• [Data for this task]:
§

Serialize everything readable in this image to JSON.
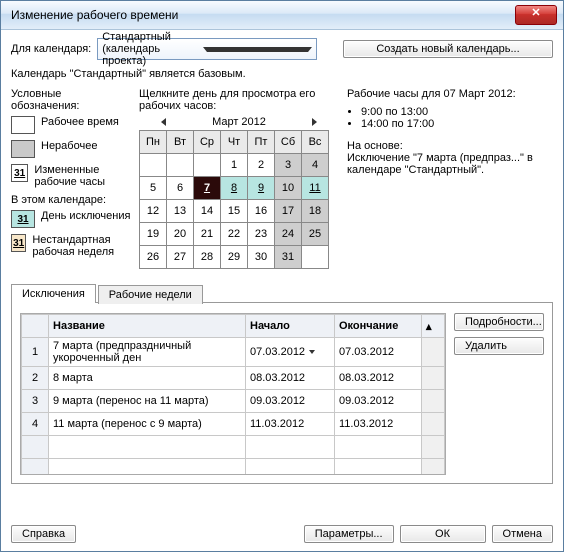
{
  "title": "Изменение рабочего времени",
  "for_calendar_label": "Для календаря:",
  "selected_calendar": "Стандартный (календарь проекта)",
  "create_calendar_btn": "Создать новый календарь...",
  "base_note": "Календарь \"Стандартный\" является базовым.",
  "legend": {
    "header": "Условные обозначения:",
    "work": "Рабочее время",
    "nonwork": "Нерабочее",
    "modified": "Измененные рабочие часы",
    "in_this_calendar": "В этом календаре:",
    "exception_day": "День исключения",
    "nonstd_week": "Нестандартная рабочая неделя",
    "swatch_num": "31"
  },
  "calendar": {
    "instruction": "Щелкните день для просмотра его рабочих часов:",
    "month": "Март 2012",
    "dow": [
      "Пн",
      "Вт",
      "Ср",
      "Чт",
      "Пт",
      "Сб",
      "Вс"
    ],
    "weeks": [
      [
        {
          "v": ""
        },
        {
          "v": ""
        },
        {
          "v": ""
        },
        {
          "v": "1"
        },
        {
          "v": "2"
        },
        {
          "v": "3",
          "nw": true
        },
        {
          "v": "4",
          "nw": true
        }
      ],
      [
        {
          "v": "5"
        },
        {
          "v": "6"
        },
        {
          "v": "7",
          "sel": true,
          "ul": true
        },
        {
          "v": "8",
          "ex": true,
          "ul": true
        },
        {
          "v": "9",
          "ex": true,
          "ul": true
        },
        {
          "v": "10",
          "nw": true
        },
        {
          "v": "11",
          "ex": true,
          "ul": true
        }
      ],
      [
        {
          "v": "12"
        },
        {
          "v": "13"
        },
        {
          "v": "14"
        },
        {
          "v": "15"
        },
        {
          "v": "16"
        },
        {
          "v": "17",
          "nw": true
        },
        {
          "v": "18",
          "nw": true
        }
      ],
      [
        {
          "v": "19"
        },
        {
          "v": "20"
        },
        {
          "v": "21"
        },
        {
          "v": "22"
        },
        {
          "v": "23"
        },
        {
          "v": "24",
          "nw": true
        },
        {
          "v": "25",
          "nw": true
        }
      ],
      [
        {
          "v": "26"
        },
        {
          "v": "27"
        },
        {
          "v": "28"
        },
        {
          "v": "29"
        },
        {
          "v": "30"
        },
        {
          "v": "31",
          "nw": true
        },
        {
          "v": ""
        }
      ]
    ]
  },
  "detail": {
    "title": "Рабочие часы для 07 Март 2012:",
    "hours": [
      "9:00 по 13:00",
      "14:00 по 17:00"
    ],
    "basis_label": "На основе:",
    "basis_text": "Исключение \"7 марта (предпраз...\" в календаре \"Стандартный\"."
  },
  "tabs": {
    "exceptions": "Исключения",
    "weeks": "Рабочие недели"
  },
  "grid": {
    "cols": {
      "name": "Название",
      "start": "Начало",
      "end": "Окончание"
    },
    "rows": [
      {
        "n": "1",
        "name": "7 марта (предпраздничный укороченный ден",
        "start": "07.03.2012",
        "end": "07.03.2012",
        "sel": true
      },
      {
        "n": "2",
        "name": "8 марта",
        "start": "08.03.2012",
        "end": "08.03.2012"
      },
      {
        "n": "3",
        "name": "9 марта (перенос на 11 марта)",
        "start": "09.03.2012",
        "end": "09.03.2012"
      },
      {
        "n": "4",
        "name": "11 марта (перенос с 9 марта)",
        "start": "11.03.2012",
        "end": "11.03.2012"
      }
    ]
  },
  "side": {
    "details": "Подробности...",
    "delete": "Удалить"
  },
  "footer": {
    "help": "Справка",
    "options": "Параметры...",
    "ok": "ОК",
    "cancel": "Отмена"
  }
}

§

• [To do]:
Among the lines of the records above, count those holding the string "перенос", and report only the number.

• [Response to this exercise]:
2